======== STUDY TEXT

A person may occasionally pick at their scabs. These might itch, which may cause the person to scratch and remove the scab. Sometimes, however, a person may pick at their scabs compulsively.

Compulsive scab picking may be a symptom of a health condition known as dermatillomania.

Although picking a scab might seem harmless, in some cases, it can lead to more serious health complications that require medical treatment.

This article discusses the complications a person may have when picking a scab, when to contact a doctor, some treatment options, and more.

A person scratching their arm and picking at a scab.Share on Pinterest
AndreyPopov/Getty Images

If possible, a person should avoid picking at their scabs, pimples, or other skin irregularities or conditions. Picking at a scab can lead to issues such as scarring or infection.

According to the Centers for Disease Control and Prevention (CDC), a break in the skin can allow bacteria through and cause an infection known as cellulitis.

Any injury that causes a break in the skin can put someone at greater risk of developing the infection. Other risk factors include obesity and swelling of the limbs.

Picking at scabs, pimples, or other parts of the skin can also be a symptom of an underlying health condition called dermatillomania.

According to one recent study, dermatillomania — also known as skin picking disorder, excoriation disorder, neurotic picking, or psychogenic excoriation — can cause a person to pick at their skin excessively.

People with dermatillomania can damage large areas of their skin, which can lead to the development of local infections and other complications.

However, picking at a scab, pimple, bug bite, or other area of skin does necessarily mean that a person has dermatillomania.

================
======== DATA EXTRACTS

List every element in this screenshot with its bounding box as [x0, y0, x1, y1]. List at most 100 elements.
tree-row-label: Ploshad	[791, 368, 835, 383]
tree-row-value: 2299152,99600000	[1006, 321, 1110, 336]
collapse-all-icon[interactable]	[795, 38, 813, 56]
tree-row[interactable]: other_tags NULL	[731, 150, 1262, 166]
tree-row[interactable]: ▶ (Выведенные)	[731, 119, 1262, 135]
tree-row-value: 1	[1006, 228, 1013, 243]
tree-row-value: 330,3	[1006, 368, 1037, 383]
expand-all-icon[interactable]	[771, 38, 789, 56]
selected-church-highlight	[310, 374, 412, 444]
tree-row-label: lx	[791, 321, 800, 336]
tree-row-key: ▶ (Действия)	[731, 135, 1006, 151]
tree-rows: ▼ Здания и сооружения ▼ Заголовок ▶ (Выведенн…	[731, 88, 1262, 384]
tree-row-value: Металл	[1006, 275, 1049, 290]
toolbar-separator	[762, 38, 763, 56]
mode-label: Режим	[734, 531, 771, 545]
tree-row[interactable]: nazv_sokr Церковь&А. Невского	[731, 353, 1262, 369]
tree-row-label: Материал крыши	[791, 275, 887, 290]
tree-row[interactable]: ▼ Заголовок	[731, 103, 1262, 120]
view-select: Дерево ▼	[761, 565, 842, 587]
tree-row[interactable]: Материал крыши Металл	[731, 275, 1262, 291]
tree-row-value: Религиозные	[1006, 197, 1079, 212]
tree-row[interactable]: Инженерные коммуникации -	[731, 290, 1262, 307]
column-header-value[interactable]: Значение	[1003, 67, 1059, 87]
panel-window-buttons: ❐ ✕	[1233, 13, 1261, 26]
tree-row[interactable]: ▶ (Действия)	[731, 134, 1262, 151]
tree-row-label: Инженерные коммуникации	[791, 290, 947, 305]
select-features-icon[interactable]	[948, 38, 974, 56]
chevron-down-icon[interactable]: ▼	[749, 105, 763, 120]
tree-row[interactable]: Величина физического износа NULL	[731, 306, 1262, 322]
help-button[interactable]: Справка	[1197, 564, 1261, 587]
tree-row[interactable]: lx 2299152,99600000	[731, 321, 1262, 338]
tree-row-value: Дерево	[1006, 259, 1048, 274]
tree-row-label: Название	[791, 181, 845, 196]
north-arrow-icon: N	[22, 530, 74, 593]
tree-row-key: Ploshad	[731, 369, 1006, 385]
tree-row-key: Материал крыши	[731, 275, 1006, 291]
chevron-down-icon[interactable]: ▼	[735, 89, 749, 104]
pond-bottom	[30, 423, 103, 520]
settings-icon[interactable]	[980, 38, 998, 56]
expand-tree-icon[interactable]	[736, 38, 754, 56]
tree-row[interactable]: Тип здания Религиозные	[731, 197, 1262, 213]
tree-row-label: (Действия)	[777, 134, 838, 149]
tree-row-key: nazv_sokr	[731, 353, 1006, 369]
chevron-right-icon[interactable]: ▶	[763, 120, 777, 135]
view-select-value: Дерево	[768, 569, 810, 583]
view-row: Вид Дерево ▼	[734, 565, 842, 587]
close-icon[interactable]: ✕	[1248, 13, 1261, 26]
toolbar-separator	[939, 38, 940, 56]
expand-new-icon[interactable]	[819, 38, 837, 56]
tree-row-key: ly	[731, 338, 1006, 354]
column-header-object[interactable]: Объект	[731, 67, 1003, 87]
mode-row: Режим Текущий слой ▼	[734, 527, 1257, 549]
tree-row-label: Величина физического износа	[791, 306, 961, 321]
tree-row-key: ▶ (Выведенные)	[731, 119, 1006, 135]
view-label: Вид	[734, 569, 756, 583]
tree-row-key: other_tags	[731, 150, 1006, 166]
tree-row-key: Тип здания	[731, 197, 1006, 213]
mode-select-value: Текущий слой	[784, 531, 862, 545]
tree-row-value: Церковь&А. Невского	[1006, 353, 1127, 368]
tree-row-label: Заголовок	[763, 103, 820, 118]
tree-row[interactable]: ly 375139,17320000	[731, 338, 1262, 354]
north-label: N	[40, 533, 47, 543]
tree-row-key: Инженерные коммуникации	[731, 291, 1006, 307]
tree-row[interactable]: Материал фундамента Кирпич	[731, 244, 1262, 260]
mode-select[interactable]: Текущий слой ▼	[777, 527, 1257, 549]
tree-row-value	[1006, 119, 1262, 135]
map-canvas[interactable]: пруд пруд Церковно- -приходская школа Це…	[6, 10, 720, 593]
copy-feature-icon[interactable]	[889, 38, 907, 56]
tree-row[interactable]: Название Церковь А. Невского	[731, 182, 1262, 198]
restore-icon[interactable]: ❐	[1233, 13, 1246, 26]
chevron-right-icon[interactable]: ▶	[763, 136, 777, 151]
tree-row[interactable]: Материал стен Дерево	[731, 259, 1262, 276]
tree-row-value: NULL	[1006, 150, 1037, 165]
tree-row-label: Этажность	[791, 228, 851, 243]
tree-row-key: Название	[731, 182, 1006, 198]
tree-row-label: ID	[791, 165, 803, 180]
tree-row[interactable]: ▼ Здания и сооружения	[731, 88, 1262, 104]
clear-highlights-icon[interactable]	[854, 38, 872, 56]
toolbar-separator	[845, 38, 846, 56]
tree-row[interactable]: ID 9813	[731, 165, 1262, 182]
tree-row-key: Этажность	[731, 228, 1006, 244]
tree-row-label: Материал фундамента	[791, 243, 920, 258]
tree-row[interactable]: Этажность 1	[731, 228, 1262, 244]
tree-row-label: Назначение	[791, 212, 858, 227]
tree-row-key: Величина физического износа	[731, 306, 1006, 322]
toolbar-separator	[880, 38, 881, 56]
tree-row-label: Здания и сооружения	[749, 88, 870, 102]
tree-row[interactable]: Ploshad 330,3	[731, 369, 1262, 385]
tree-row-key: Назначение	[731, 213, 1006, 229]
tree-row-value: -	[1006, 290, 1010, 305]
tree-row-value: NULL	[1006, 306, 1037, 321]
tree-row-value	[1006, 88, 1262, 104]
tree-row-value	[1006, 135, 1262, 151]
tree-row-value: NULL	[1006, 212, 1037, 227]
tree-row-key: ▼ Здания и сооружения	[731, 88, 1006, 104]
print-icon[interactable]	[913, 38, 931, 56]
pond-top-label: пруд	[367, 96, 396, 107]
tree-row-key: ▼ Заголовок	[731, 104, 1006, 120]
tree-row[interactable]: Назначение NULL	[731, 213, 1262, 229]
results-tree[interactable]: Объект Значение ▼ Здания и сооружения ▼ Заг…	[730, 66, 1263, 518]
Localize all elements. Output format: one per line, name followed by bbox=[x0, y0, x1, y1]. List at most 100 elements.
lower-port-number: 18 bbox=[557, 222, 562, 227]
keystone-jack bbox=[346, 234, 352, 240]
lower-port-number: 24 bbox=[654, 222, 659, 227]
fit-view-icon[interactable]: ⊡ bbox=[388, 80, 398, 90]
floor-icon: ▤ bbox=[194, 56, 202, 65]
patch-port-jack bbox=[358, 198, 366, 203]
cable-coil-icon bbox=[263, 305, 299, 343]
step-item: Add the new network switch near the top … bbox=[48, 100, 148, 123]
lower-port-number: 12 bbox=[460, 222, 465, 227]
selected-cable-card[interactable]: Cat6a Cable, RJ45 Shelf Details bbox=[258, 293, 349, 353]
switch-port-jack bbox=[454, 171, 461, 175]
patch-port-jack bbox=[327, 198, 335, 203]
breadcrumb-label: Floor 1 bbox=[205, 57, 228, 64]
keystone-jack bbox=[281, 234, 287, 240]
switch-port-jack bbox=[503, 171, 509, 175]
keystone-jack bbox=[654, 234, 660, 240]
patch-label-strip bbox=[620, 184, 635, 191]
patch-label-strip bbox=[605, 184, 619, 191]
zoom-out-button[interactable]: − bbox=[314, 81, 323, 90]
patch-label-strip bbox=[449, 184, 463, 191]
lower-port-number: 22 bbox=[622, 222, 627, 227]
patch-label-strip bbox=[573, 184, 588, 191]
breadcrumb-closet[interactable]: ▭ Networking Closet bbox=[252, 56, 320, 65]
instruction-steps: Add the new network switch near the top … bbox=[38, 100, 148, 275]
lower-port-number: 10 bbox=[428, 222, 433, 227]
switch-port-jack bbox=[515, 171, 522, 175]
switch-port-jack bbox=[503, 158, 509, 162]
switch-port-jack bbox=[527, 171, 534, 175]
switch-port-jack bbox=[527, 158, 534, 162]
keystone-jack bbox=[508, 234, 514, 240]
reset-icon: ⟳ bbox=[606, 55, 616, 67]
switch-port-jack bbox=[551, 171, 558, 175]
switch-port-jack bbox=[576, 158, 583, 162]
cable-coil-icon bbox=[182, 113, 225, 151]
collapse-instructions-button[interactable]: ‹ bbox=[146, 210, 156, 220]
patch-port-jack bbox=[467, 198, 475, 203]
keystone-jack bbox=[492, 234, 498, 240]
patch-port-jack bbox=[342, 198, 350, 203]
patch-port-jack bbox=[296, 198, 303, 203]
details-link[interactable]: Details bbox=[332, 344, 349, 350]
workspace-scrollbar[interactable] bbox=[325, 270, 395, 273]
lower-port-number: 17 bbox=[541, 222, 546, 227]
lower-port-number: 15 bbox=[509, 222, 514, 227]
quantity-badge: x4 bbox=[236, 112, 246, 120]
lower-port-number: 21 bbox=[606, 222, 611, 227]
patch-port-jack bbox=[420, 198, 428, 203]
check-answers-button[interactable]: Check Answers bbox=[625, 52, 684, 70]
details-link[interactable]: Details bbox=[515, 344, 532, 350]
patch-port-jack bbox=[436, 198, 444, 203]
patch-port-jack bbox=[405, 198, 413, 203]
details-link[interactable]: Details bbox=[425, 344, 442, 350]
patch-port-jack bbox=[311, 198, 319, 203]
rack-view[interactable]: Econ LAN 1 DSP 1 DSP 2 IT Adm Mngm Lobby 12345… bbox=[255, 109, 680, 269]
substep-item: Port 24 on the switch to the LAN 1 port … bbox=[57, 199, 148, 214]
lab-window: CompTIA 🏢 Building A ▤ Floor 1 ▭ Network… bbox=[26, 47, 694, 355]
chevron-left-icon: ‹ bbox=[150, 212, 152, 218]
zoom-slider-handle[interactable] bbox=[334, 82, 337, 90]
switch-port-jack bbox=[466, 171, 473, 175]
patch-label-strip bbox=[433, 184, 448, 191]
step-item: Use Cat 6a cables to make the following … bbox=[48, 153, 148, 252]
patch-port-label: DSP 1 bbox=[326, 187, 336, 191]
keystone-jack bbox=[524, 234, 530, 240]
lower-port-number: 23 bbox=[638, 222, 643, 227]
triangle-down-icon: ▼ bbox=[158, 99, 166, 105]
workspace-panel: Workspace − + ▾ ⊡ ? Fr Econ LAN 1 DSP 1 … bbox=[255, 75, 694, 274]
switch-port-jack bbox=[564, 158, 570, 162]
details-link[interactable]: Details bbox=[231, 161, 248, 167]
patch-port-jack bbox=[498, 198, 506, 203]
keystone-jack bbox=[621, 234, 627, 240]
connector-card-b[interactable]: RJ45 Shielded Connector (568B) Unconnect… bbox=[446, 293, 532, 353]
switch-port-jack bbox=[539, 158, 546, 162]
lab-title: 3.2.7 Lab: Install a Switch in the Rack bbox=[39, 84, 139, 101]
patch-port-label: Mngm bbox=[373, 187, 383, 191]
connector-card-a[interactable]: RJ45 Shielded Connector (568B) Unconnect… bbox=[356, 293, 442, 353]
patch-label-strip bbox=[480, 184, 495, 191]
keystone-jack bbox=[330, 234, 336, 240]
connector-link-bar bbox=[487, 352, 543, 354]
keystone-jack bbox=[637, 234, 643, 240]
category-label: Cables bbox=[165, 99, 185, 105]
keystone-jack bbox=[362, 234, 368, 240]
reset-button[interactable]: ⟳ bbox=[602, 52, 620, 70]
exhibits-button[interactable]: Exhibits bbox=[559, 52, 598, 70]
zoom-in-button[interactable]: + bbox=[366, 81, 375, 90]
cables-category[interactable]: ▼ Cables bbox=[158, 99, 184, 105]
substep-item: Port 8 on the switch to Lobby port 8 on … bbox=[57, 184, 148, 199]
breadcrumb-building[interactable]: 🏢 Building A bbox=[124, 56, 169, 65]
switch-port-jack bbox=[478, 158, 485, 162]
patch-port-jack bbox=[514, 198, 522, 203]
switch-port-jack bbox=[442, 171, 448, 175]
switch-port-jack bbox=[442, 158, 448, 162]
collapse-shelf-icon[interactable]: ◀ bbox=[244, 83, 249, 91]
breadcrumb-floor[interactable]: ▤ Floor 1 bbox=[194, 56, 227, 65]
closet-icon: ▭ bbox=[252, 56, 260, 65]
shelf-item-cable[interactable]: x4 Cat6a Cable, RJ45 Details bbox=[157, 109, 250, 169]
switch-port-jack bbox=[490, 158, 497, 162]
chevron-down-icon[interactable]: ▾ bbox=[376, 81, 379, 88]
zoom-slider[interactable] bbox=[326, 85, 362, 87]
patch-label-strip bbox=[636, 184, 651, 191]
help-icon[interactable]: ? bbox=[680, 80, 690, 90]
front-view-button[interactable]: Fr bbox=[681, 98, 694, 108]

================

- TASK TO CARRY OUT
Continue the article on picking at scabs, starting after its last sentence.

- TASK RESULT
The International OCD Foundation identify dermatillomania as a person experiencing all three of the following symptoms:

  • repeatedly picking at their skin
  • severe skin picking to the point of causing tissue damage
  • issues at school or work or during other social situations due to skin picking

People who pick at their scabs from time to time likely do not have dermatillomania.

Dermatillomania has several signs and symptoms.

The most common symptom is that a person will continuously and habitually pick at a portion of their skin. The picking can result in damage to the skin tissue.

According to the International OCD Foundation, a person may pick at one or more areas of their skin at a time. Some common areas for this include the:

  • feet
  • cuticles
  • arms
  • face
  • head
  • back
  • legs
  • hands

They add that a person often picks with their fingernails or fingers but that they may also use other methods, such as biting or tools such as scissors or tweezers.

Without treatment, dermatillomania can lead to several potential complications. The Picking Me Foundation indicate that complications can include:

  • skin infections
  • muscle fatigue
  • blood loss or iron deficiency
  • loss of sleep
  • general illness
  • bacterial infections
  • abscesses

In one review of studies, researchers found similar potential complications, including abscess, paralysis, blood loss, and bacterial infections.

They also indicate that living with the condition can become life threatening due to blood loss, though it is important to note that this is rare.

The treatment approach for dermatillomania often involves therapy and medication.

Specifically, treatments may include:

According to Mental Health America, a person needs to display the following signs and symptoms for a doctor to diagnose dermatillomania:

  • symptoms that are not the result of a dermatological issue, substance use, or a medical condition
  • attempting to stop the behavior several times
  • skin picking that comes and goes and results in tissue damage
  • symptoms that are not due to other psychiatric disorders
  • symptoms that create significant distress or impairment at work or school or in other social settings

The organization add that many cases start during adolescence. Symptoms may come and go.

There are several different potential scar treatments that a person can talk with their doctor about.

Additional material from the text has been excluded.